WRITTEN REQUEST –
Transcribe the listing word for word.

Items from a dataset –
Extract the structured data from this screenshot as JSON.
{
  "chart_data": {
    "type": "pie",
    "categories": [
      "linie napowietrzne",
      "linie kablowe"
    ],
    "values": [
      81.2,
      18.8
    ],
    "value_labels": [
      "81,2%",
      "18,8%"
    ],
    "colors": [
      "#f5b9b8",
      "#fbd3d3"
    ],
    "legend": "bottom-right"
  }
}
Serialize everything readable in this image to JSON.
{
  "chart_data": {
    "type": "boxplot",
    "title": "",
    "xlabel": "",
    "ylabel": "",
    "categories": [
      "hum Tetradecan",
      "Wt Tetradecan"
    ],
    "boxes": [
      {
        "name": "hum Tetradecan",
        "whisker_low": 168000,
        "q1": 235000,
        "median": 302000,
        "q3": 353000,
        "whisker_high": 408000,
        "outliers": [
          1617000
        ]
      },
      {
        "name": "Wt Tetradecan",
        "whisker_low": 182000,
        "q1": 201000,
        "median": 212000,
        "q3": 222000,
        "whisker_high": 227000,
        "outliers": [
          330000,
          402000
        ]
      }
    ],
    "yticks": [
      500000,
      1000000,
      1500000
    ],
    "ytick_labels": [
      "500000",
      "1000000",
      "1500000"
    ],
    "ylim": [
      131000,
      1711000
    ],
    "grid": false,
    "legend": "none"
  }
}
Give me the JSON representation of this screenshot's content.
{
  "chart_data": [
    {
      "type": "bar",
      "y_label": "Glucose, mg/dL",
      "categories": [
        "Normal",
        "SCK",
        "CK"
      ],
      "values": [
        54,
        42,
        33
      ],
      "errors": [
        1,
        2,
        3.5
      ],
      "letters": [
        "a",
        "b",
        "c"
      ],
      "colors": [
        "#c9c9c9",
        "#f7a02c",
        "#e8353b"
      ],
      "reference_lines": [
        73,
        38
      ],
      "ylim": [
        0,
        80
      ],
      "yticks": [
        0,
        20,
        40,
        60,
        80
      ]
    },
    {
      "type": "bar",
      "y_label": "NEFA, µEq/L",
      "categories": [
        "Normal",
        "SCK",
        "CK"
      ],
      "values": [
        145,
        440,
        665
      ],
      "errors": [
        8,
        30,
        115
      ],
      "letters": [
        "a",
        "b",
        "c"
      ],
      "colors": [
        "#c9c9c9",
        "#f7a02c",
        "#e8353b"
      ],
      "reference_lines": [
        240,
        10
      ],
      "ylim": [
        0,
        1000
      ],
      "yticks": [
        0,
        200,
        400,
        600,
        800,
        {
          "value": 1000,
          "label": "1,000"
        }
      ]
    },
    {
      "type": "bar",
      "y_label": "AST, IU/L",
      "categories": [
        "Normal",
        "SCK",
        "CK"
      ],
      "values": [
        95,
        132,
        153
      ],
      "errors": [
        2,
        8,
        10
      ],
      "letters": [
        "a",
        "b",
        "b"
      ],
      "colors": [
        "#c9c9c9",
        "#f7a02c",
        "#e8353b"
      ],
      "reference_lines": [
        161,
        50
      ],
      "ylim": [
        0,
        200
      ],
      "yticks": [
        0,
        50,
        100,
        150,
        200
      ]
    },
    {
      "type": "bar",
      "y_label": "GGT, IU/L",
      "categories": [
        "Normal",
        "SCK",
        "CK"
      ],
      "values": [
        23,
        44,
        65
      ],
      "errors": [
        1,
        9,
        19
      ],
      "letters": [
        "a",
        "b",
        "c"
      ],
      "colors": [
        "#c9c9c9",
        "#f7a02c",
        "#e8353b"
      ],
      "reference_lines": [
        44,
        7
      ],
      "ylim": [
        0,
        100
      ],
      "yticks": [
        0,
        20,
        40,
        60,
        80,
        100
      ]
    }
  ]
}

WORKED SOLUTION –
Extract the structured data from this screenshot as JSON.
{
  "chart_data": {
    "type": "pie",
    "categories": [
      "linie napowietrzne",
      "linie kablowe"
    ],
    "values": [
      81.2,
      18.8
    ],
    "value_labels": [
      "81,2%",
      "18,8%"
    ],
    "colors": [
      "#f5b9b8",
      "#fbd3d3"
    ],
    "legend": "bottom-right"
  }
}
Serialize everything readable in this image to JSON.
{
  "chart_data": {
    "type": "boxplot",
    "title": "",
    "xlabel": "",
    "ylabel": "",
    "categories": [
      "hum Tetradecan",
      "Wt Tetradecan"
    ],
    "boxes": [
      {
        "name": "hum Tetradecan",
        "whisker_low": 168000,
        "q1": 235000,
        "median": 302000,
        "q3": 353000,
        "whisker_high": 408000,
        "outliers": [
          1617000
        ]
      },
      {
        "name": "Wt Tetradecan",
        "whisker_low": 182000,
        "q1": 201000,
        "median": 212000,
        "q3": 222000,
        "whisker_high": 227000,
        "outliers": [
          330000,
          402000
        ]
      }
    ],
    "yticks": [
      500000,
      1000000,
      1500000
    ],
    "ytick_labels": [
      "500000",
      "1000000",
      "1500000"
    ],
    "ylim": [
      131000,
      1711000
    ],
    "grid": false,
    "legend": "none"
  }
}
Give me the JSON representation of this screenshot's content.
{
  "chart_data": [
    {
      "type": "bar",
      "y_label": "Glucose, mg/dL",
      "categories": [
        "Normal",
        "SCK",
        "CK"
      ],
      "values": [
        54,
        42,
        33
      ],
      "errors": [
        1,
        2,
        3.5
      ],
      "letters": [
        "a",
        "b",
        "c"
      ],
      "colors": [
        "#c9c9c9",
        "#f7a02c",
        "#e8353b"
      ],
      "reference_lines": [
        73,
        38
      ],
      "ylim": [
        0,
        80
      ],
      "yticks": [
        0,
        20,
        40,
        60,
        80
      ]
    },
    {
      "type": "bar",
      "y_label": "NEFA, µEq/L",
      "categories": [
        "Normal",
        "SCK",
        "CK"
      ],
      "values": [
        145,
        440,
        665
      ],
      "errors": [
        8,
        30,
        115
      ],
      "letters": [
        "a",
        "b",
        "c"
      ],
      "colors": [
        "#c9c9c9",
        "#f7a02c",
        "#e8353b"
      ],
      "reference_lines": [
        240,
        10
      ],
      "ylim": [
        0,
        1000
      ],
      "yticks": [
        0,
        200,
        400,
        600,
        800,
        {
          "value": 1000,
          "label": "1,000"
        }
      ]
    },
    {
      "type": "bar",
      "y_label": "AST, IU/L",
      "categories": [
        "Normal",
        "SCK",
        "CK"
      ],
      "values": [
        95,
        132,
        153
      ],
      "errors": [
        2,
        8,
        10
      ],
      "letters": [
        "a",
        "b",
        "b"
      ],
      "colors": [
        "#c9c9c9",
        "#f7a02c",
        "#e8353b"
      ],
      "reference_lines": [
        161,
        50
      ],
      "ylim": [
        0,
        200
      ],
      "yticks": [
        0,
        50,
        100,
        150,
        200
      ]
    },
    {
      "type": "bar",
      "y_label": "GGT, IU/L",
      "categories": [
        "Normal",
        "SCK",
        "CK"
      ],
      "values": [
        23,
        44,
        65
      ],
      "errors": [
        1,
        9,
        19
      ],
      "letters": [
        "a",
        "b",
        "c"
      ],
      "colors": [
        "#c9c9c9",
        "#f7a02c",
        "#e8353b"
      ],
      "reference_lines": [
        44,
        7
      ],
      "ylim": [
        0,
        100
      ],
      "yticks": [
        0,
        20,
        40,
        60,
        80,
        100
      ]
    }
  ]
}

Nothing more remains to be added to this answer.